[Saved entries]
● ● ●

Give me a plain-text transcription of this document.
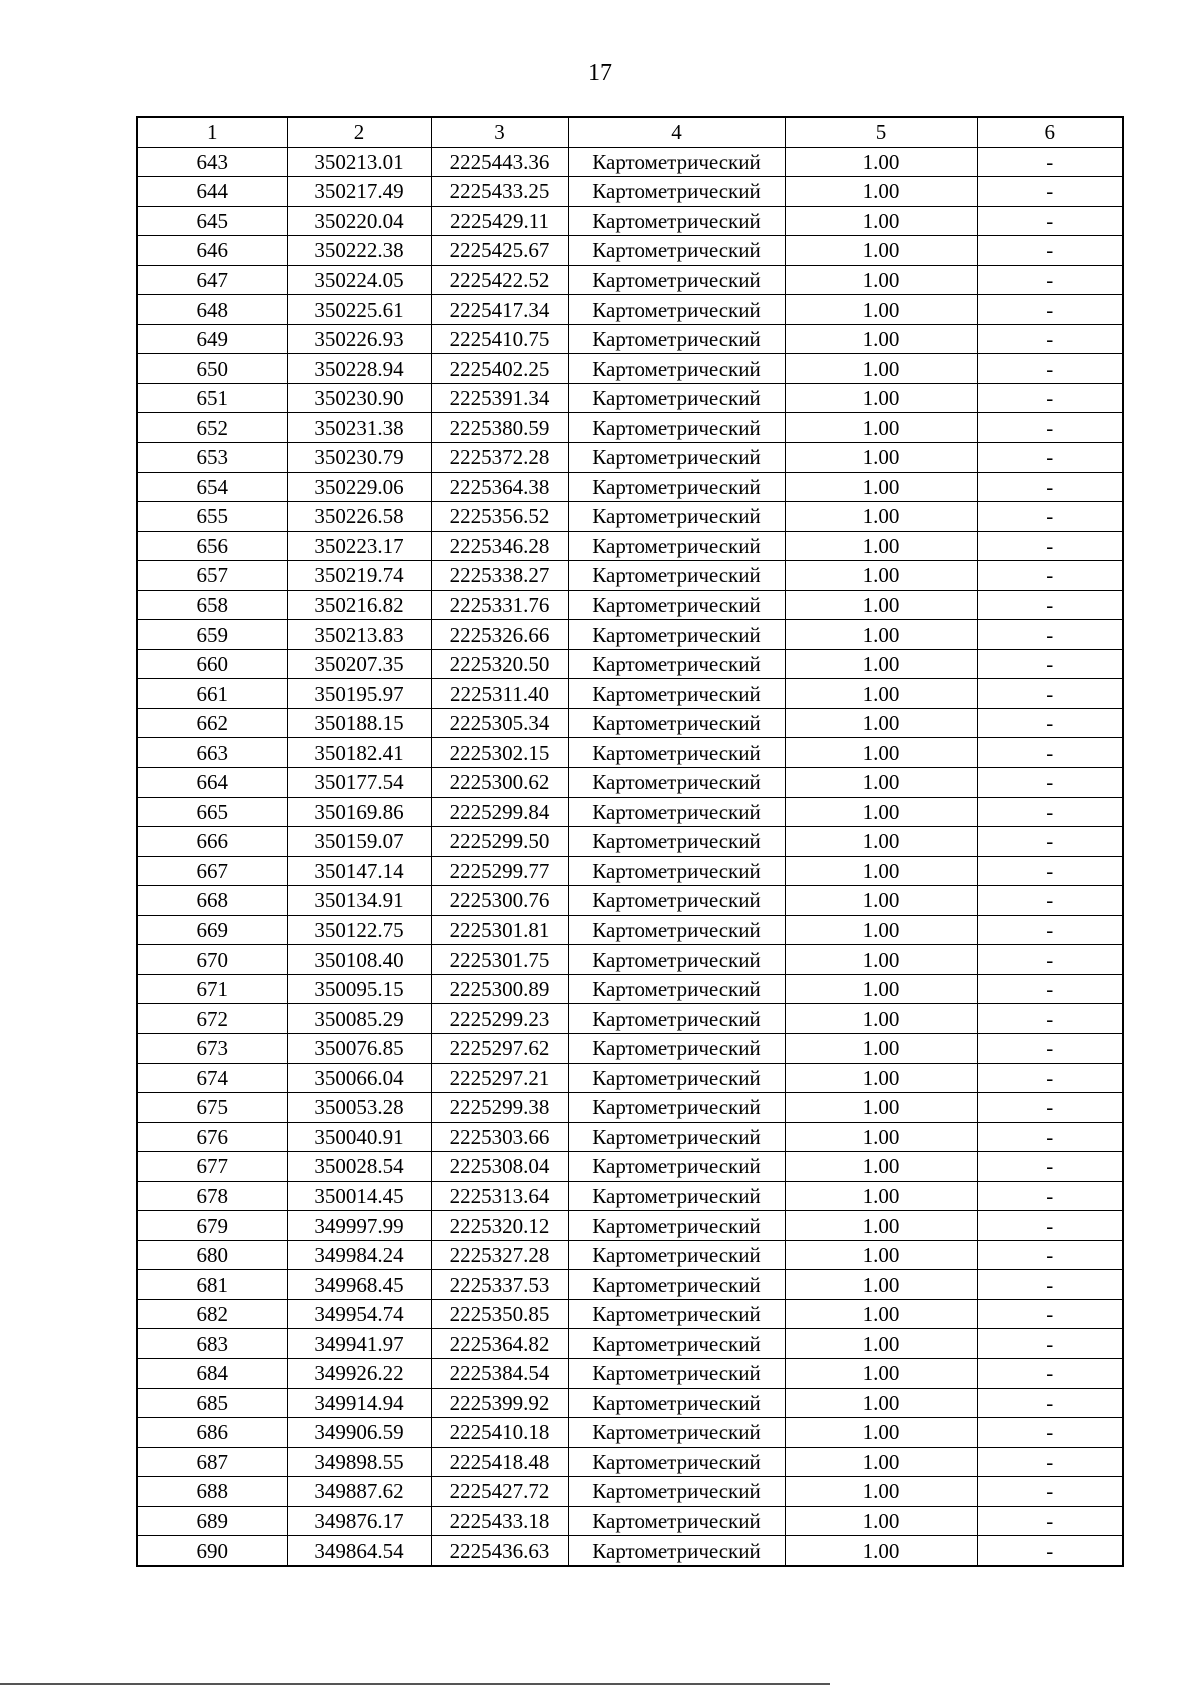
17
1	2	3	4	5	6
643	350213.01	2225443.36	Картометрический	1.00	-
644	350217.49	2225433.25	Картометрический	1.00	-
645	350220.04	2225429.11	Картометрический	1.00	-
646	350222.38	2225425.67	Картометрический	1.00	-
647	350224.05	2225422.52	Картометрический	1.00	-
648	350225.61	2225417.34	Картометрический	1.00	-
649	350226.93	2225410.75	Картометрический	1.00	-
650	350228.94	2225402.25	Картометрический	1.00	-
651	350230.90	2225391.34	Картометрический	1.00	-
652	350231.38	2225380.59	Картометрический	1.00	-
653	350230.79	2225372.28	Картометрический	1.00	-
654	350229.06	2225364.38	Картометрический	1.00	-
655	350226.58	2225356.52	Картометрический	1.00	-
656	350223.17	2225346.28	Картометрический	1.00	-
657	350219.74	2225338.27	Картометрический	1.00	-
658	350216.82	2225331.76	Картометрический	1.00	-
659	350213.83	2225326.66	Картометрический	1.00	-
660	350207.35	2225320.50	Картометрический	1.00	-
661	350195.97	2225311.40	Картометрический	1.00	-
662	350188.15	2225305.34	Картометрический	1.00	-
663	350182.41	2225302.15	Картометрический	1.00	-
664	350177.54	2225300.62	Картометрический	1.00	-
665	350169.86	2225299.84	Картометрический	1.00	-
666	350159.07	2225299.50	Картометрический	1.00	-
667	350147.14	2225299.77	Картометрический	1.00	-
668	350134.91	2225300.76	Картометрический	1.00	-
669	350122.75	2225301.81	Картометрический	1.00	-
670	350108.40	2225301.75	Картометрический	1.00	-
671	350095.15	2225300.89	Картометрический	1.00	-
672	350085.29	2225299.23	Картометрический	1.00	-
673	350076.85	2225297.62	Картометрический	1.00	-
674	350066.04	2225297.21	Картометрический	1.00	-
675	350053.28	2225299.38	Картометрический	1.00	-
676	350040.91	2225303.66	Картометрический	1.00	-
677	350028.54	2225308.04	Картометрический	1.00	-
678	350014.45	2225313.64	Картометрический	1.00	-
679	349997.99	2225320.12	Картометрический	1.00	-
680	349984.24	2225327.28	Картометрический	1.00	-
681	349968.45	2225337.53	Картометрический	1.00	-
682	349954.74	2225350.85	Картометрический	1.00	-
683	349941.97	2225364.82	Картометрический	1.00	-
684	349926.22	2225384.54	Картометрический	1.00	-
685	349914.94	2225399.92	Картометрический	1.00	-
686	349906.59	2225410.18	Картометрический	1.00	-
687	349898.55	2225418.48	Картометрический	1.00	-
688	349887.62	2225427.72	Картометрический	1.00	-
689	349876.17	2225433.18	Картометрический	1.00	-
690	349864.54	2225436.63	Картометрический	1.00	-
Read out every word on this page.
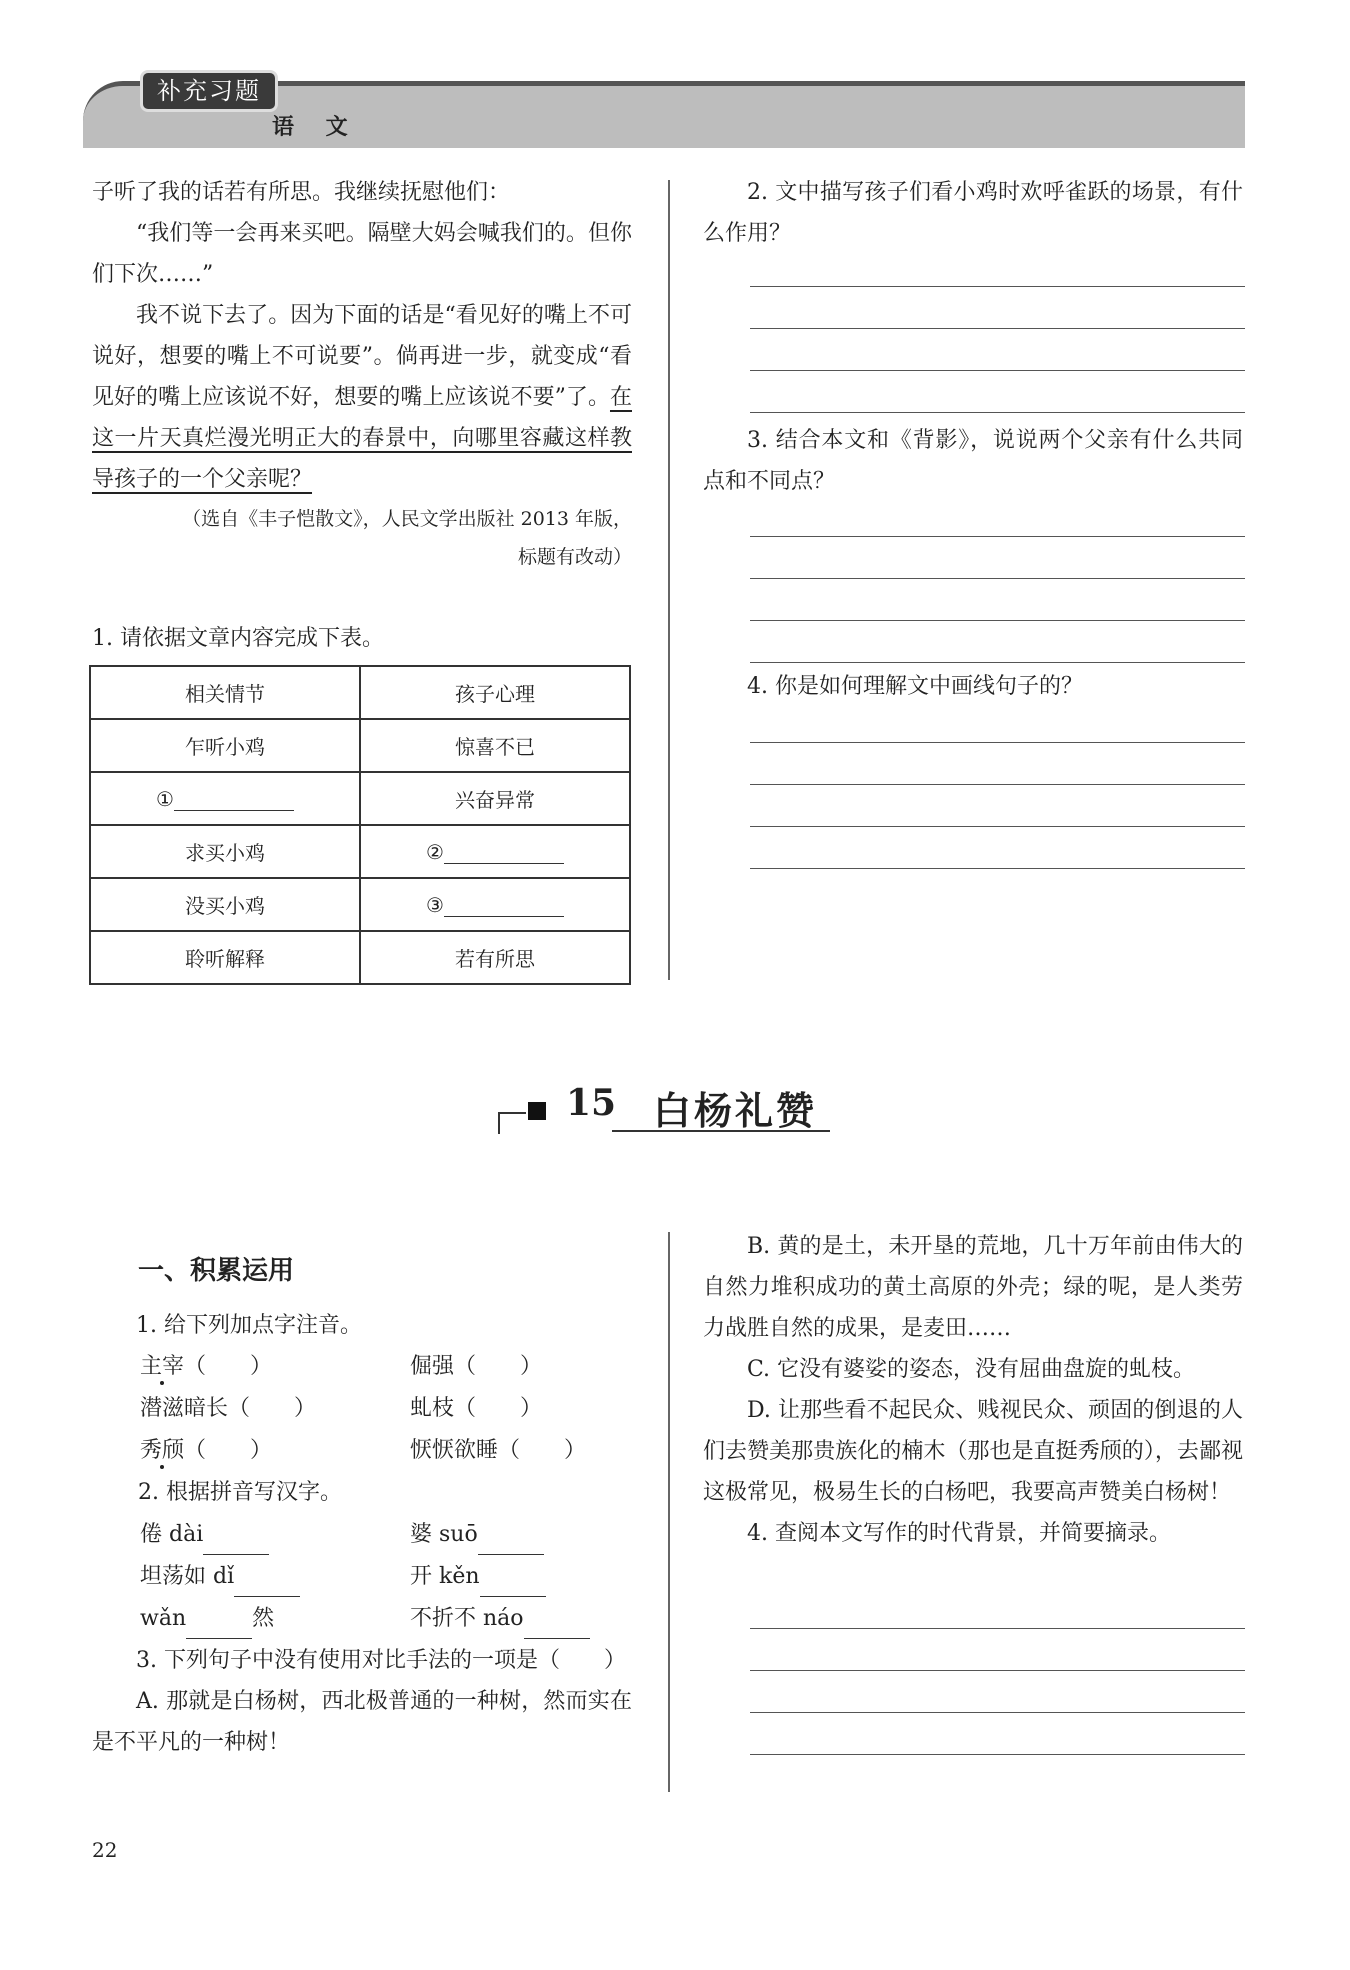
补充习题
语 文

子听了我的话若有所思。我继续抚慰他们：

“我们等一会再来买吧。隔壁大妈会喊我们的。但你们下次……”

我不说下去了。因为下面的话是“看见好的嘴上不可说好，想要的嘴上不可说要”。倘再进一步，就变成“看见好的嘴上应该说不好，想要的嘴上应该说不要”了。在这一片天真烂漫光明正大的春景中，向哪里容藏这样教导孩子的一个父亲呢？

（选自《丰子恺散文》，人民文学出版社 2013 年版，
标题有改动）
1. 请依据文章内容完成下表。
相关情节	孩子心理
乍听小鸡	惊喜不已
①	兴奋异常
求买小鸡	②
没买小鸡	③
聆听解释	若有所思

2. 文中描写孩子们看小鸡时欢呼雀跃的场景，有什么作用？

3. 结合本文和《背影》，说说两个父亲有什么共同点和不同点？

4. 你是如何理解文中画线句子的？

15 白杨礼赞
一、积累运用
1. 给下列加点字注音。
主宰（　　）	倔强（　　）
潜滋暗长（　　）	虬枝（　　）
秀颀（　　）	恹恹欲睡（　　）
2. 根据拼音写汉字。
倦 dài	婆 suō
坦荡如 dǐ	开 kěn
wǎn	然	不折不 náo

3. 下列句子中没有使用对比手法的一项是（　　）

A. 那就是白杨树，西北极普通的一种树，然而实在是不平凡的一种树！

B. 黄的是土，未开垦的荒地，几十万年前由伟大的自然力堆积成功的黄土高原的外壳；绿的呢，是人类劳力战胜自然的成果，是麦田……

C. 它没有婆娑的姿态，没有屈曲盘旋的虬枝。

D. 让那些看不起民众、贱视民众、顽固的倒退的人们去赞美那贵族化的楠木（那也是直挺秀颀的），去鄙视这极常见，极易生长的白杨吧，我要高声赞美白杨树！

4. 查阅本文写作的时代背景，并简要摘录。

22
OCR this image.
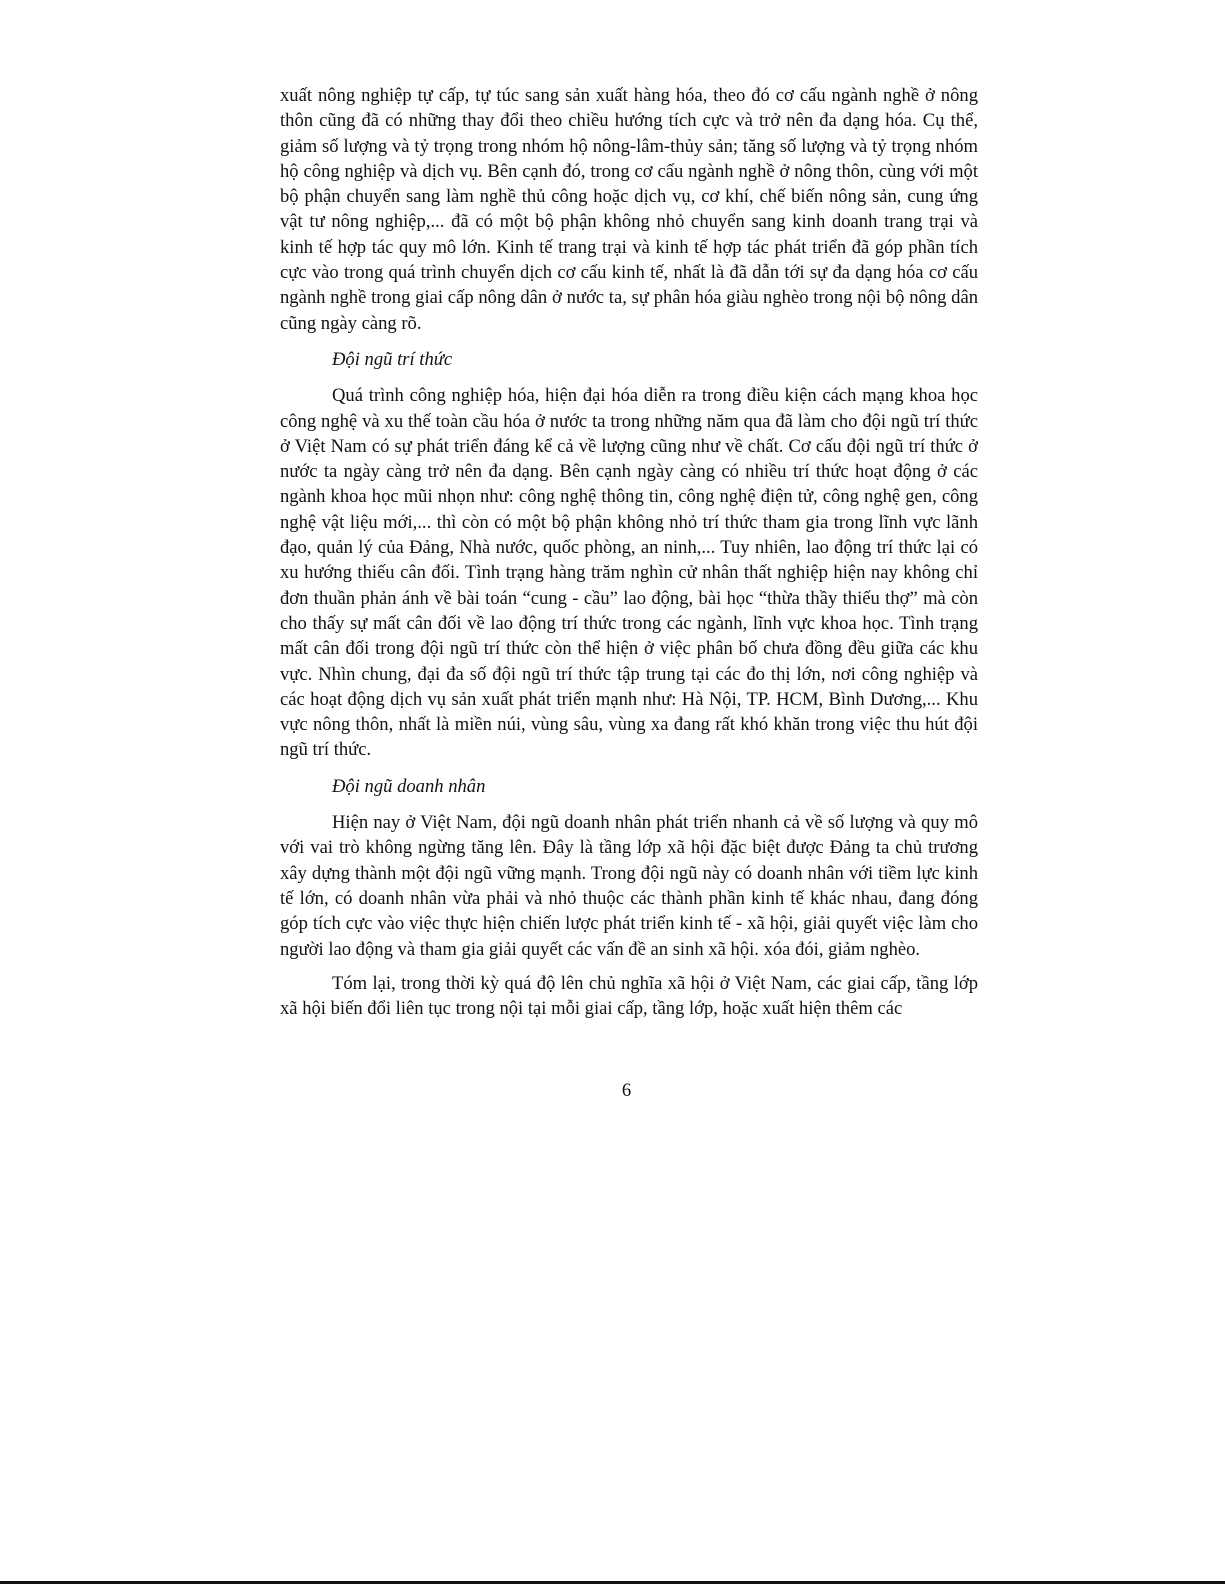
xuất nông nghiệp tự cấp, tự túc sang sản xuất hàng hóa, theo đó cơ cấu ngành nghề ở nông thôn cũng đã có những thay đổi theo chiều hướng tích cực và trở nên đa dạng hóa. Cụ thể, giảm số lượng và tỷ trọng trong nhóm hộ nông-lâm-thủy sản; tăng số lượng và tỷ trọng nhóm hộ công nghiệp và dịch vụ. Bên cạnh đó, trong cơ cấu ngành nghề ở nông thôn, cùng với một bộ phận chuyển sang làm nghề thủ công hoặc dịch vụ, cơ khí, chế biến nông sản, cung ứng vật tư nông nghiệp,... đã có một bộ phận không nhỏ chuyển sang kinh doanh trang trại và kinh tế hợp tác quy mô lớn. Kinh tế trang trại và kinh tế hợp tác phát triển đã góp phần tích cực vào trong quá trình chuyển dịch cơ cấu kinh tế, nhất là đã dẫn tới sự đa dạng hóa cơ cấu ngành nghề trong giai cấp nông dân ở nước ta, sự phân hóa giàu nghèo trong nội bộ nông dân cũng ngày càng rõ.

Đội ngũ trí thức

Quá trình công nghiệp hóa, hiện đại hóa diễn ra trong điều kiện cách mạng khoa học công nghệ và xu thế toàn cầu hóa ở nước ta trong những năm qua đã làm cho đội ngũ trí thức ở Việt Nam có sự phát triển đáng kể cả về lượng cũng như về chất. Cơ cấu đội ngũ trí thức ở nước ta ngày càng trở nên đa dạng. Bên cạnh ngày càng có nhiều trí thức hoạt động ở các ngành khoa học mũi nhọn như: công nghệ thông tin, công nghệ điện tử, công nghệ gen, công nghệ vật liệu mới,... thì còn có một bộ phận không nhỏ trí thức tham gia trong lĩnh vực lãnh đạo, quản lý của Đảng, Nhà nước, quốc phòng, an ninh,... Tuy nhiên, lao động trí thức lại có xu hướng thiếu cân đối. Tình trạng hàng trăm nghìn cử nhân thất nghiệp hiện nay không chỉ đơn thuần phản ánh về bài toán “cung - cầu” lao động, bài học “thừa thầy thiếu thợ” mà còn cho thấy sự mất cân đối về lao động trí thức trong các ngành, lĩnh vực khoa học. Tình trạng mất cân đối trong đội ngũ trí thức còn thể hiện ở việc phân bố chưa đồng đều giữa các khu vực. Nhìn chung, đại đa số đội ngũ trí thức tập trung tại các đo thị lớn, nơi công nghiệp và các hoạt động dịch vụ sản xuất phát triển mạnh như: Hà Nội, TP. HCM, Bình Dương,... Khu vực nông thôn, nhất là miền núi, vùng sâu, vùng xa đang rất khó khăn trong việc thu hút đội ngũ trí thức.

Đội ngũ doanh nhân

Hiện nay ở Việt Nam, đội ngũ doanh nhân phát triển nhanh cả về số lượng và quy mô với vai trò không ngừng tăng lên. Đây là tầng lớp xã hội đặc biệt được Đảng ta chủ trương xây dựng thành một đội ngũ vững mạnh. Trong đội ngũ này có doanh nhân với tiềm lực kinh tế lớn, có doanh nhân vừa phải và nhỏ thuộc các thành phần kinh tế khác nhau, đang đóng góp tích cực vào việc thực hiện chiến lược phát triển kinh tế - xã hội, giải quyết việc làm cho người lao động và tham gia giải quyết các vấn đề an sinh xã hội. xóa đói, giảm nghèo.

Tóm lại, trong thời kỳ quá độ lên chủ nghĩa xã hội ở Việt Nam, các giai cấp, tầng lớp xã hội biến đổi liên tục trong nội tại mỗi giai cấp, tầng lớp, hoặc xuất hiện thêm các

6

● ● ●

• EXERCISE AIM
Pull out every line in the data above that has the word "this".

• COMPLETE RESPONSE
Give me a plain-text transcription of this document.
Read out every word on this page.
OCR this image.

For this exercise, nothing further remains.